- Material shown -
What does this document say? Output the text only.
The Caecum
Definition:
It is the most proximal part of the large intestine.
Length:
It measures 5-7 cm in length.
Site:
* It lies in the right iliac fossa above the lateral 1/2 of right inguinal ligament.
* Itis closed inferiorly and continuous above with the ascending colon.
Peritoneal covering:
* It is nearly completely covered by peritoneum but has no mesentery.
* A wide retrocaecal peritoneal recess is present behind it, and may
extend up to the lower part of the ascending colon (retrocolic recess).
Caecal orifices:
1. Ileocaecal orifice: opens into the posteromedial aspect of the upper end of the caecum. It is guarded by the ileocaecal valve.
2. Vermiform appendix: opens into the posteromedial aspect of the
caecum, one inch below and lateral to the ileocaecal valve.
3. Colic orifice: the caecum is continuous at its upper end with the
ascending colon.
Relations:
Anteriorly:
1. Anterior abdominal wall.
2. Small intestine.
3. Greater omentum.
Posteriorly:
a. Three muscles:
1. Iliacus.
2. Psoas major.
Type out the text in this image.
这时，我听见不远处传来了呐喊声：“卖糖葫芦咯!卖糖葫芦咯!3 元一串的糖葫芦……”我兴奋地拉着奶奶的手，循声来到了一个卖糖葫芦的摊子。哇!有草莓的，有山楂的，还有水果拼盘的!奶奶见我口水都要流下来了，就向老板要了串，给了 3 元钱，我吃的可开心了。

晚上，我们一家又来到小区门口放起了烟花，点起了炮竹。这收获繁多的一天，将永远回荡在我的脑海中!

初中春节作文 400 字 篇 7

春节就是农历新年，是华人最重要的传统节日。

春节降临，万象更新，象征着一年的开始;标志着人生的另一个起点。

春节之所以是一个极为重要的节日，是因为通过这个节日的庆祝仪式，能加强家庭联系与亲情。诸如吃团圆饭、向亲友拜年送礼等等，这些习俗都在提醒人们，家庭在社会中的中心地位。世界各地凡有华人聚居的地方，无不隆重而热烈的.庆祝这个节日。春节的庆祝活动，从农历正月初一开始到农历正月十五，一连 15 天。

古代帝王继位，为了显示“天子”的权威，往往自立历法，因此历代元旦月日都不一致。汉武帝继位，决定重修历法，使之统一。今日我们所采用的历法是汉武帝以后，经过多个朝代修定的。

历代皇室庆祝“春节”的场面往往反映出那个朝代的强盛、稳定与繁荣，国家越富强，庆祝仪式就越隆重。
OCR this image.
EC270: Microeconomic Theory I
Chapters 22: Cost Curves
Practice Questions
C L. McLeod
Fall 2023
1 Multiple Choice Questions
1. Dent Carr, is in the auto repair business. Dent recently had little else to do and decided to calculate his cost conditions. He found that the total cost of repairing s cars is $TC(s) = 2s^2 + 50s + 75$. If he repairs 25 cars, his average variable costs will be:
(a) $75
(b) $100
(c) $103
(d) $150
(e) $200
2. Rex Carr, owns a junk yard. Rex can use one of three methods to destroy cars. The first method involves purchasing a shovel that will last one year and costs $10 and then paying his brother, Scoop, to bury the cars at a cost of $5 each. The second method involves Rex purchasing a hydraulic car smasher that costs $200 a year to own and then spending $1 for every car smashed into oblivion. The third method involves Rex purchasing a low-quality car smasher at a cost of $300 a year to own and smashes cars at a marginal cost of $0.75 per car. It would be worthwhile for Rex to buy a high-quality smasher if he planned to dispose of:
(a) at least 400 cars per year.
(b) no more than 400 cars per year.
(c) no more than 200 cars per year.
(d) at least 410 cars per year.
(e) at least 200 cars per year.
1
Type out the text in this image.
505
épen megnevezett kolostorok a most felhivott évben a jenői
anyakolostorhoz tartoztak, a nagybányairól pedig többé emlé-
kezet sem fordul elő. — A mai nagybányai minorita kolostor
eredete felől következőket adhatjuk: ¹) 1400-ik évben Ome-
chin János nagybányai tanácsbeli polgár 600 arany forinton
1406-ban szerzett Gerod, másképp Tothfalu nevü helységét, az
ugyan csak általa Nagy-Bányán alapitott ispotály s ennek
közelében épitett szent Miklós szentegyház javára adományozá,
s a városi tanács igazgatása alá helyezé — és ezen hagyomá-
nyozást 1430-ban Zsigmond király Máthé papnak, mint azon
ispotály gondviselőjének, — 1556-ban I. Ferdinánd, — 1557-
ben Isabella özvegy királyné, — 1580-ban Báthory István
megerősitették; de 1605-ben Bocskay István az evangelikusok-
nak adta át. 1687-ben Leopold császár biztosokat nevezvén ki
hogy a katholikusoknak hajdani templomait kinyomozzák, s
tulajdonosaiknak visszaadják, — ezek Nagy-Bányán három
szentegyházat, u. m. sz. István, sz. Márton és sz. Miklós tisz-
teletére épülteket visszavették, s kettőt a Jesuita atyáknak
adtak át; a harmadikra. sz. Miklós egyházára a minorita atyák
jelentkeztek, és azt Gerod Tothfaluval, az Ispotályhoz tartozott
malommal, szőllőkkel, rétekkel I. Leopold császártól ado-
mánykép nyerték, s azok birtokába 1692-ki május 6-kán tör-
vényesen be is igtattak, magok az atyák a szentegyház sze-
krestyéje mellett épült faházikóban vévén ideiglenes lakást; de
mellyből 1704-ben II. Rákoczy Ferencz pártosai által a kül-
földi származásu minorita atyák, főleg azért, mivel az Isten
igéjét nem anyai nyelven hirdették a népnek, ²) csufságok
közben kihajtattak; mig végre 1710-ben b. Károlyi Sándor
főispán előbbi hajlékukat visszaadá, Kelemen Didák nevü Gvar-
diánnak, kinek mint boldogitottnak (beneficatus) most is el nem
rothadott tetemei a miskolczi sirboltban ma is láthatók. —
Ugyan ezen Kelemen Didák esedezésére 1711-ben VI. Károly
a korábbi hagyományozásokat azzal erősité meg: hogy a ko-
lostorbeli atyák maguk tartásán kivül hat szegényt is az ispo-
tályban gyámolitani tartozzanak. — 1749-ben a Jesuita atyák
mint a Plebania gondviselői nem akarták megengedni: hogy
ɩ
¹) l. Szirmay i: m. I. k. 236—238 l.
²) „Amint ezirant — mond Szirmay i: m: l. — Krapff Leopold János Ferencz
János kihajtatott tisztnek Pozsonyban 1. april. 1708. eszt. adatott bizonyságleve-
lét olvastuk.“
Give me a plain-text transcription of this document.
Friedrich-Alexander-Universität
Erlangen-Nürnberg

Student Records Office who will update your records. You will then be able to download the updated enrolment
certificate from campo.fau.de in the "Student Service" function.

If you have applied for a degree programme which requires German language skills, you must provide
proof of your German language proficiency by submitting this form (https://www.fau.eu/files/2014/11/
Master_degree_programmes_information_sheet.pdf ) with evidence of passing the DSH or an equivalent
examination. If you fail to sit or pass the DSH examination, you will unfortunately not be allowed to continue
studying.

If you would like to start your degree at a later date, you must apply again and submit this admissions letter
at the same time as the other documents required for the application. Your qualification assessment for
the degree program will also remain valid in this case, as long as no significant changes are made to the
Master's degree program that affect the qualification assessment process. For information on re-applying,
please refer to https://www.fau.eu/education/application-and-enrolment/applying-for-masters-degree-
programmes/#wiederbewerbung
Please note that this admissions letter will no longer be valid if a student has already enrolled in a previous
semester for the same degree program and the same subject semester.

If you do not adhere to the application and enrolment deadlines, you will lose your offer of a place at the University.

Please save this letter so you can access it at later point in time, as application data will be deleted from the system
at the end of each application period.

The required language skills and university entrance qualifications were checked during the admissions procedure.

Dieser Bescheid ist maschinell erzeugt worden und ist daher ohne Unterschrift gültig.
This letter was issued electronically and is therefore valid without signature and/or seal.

- Stated task -
Looking at the records above, report how many lines contain the word "assessment". Answer with the number only.

- Task solution -
2